Challenge => Going through the material below, please gather all lines with the word "TestFile" in them.

Start of Supplied data

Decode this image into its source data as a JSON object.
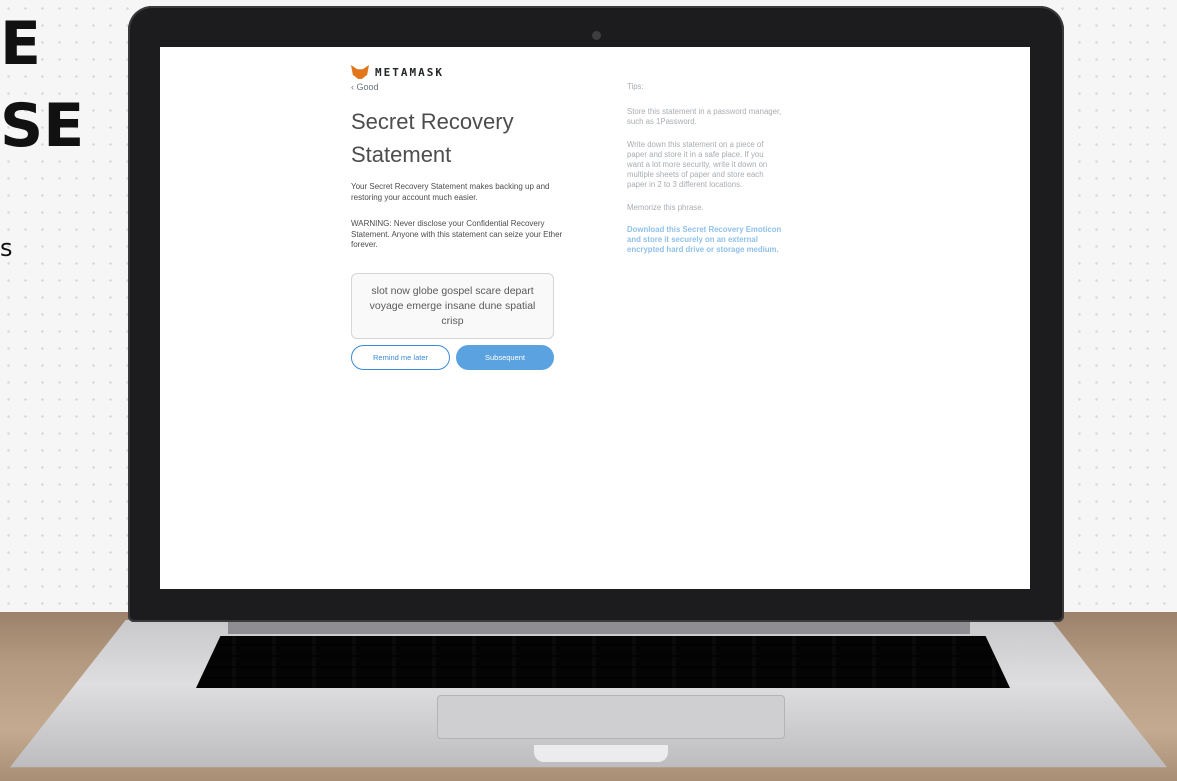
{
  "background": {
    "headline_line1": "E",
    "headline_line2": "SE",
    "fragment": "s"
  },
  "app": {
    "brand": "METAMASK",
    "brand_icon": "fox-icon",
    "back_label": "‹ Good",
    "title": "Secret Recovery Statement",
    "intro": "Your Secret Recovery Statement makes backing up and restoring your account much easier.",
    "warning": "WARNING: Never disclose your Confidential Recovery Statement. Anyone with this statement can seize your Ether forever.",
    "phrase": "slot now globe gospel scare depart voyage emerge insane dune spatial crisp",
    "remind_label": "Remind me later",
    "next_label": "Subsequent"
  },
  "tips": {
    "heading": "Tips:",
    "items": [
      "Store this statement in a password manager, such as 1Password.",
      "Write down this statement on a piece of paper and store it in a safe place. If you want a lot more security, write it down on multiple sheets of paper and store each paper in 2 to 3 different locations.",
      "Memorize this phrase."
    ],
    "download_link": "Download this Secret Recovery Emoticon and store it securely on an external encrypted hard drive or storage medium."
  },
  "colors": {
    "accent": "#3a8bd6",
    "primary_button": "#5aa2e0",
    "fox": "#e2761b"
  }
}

End of Supplied data
Start of Supplied data

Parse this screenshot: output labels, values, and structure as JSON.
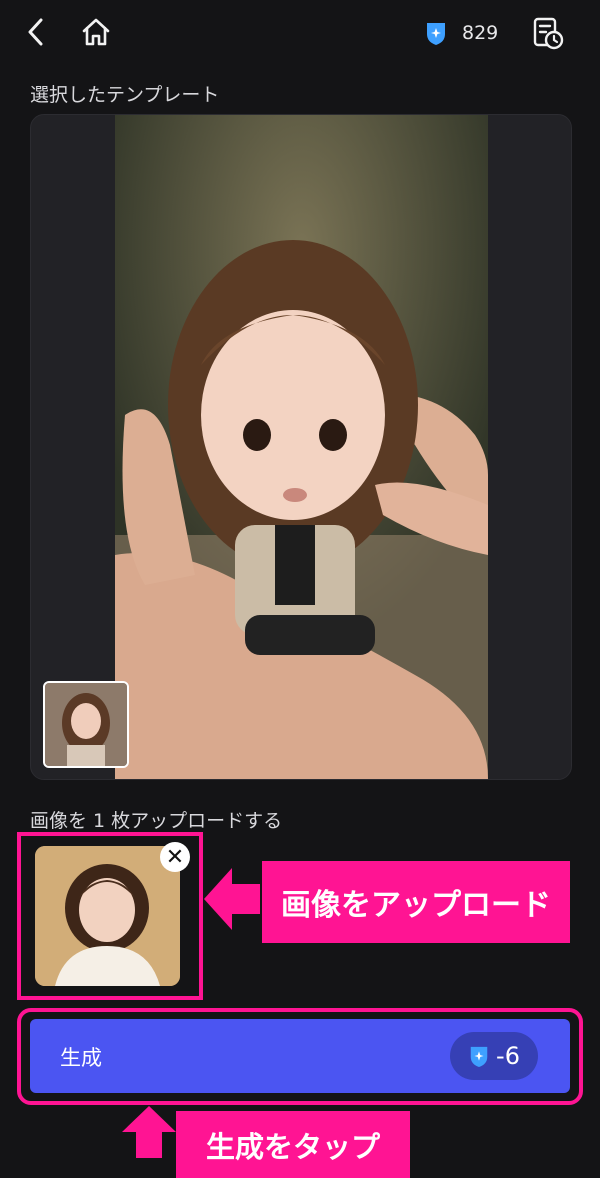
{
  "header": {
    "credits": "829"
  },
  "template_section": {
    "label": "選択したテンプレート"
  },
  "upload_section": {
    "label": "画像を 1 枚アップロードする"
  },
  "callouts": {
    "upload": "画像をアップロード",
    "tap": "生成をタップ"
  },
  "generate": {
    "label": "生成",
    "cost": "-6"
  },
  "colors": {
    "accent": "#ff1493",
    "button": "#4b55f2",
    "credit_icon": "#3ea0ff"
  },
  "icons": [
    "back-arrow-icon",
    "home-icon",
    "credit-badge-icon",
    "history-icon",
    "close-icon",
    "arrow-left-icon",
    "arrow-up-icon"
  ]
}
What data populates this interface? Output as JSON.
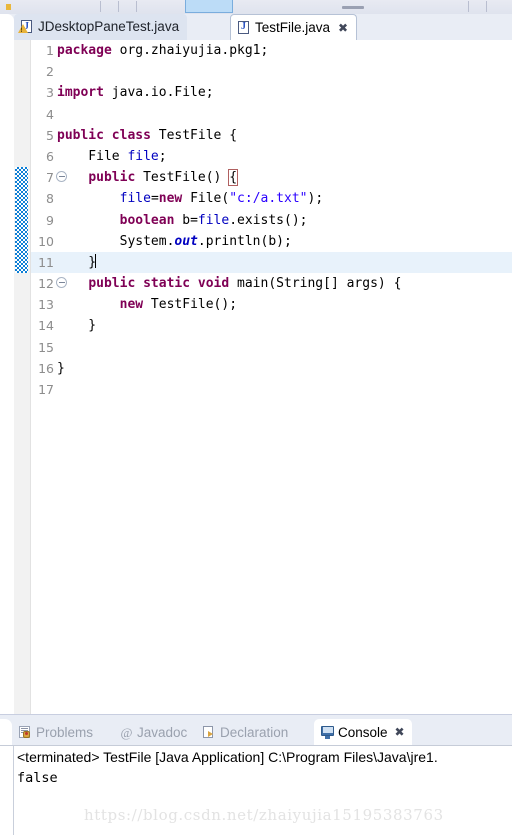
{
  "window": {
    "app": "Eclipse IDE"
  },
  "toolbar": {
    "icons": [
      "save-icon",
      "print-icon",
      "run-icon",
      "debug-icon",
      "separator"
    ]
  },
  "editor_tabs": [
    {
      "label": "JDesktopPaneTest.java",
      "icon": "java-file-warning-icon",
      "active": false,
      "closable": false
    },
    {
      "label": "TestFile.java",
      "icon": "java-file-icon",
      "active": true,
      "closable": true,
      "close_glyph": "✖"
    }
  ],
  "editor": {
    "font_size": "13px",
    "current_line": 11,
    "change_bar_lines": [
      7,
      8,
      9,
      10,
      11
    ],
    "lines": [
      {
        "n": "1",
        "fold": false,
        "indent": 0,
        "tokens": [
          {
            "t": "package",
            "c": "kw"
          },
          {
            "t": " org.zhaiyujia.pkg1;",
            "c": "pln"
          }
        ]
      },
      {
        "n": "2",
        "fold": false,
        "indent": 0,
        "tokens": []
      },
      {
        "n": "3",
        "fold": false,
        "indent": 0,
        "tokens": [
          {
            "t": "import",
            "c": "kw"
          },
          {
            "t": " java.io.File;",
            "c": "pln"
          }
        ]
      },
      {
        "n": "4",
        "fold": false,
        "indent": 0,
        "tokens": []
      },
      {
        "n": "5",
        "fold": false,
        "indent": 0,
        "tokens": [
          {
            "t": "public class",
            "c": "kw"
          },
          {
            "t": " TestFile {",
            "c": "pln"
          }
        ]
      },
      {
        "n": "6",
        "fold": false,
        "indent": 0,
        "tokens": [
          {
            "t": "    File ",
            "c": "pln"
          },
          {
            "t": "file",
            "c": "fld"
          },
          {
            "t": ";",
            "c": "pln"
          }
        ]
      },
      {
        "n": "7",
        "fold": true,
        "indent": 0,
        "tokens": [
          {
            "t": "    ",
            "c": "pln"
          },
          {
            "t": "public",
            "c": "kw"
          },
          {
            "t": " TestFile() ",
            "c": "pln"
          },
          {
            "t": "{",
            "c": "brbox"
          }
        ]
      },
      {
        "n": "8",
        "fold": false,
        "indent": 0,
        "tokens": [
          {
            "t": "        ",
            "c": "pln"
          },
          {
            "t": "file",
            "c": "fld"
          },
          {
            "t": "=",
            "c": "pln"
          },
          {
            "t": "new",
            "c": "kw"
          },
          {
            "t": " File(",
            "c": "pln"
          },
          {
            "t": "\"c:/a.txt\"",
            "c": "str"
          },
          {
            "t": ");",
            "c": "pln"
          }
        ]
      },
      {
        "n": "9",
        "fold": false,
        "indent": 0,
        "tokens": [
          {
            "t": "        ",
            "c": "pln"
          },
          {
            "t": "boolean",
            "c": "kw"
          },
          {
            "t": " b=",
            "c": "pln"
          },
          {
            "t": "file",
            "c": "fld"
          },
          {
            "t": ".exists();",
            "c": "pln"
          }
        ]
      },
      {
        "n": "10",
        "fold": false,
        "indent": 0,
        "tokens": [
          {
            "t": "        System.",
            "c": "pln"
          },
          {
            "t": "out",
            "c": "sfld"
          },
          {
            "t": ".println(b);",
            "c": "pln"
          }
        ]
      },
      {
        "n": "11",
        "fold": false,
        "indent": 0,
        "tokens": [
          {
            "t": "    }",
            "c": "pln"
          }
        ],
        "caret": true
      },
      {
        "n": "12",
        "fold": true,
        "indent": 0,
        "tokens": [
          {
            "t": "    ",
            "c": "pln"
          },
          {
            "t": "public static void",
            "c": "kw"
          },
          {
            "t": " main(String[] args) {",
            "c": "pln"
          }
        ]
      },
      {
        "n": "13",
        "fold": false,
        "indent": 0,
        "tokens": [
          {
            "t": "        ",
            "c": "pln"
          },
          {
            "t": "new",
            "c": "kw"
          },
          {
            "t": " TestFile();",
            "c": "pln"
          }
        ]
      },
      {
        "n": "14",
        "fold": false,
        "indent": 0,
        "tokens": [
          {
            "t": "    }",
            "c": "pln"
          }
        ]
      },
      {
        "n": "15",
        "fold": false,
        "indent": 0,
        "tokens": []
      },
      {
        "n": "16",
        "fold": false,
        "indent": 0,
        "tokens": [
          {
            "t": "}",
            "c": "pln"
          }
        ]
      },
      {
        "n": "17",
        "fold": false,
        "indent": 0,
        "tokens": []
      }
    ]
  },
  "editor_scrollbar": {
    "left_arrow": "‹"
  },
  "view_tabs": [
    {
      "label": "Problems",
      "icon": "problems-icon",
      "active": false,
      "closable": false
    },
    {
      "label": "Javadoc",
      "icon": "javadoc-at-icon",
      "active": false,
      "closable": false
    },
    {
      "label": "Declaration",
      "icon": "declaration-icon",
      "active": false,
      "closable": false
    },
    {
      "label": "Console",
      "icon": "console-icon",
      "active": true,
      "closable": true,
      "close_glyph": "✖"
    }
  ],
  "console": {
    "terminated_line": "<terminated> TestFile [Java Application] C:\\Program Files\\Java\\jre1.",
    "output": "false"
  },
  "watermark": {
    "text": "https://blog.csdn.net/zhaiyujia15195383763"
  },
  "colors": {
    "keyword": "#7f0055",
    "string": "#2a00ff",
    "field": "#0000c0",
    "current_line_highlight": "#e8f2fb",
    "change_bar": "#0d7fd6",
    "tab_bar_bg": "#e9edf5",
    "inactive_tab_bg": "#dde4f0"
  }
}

End of Supplied data

Solution to the exercise =>
      "label": "TestFile.java",
            "t": " TestFile {",
            "t": " TestFile() ",
            "t": " TestFile();",
    "terminated_line": "<terminated> TestFile [Java Application] C:\\Program Files\\Java\\jre1.",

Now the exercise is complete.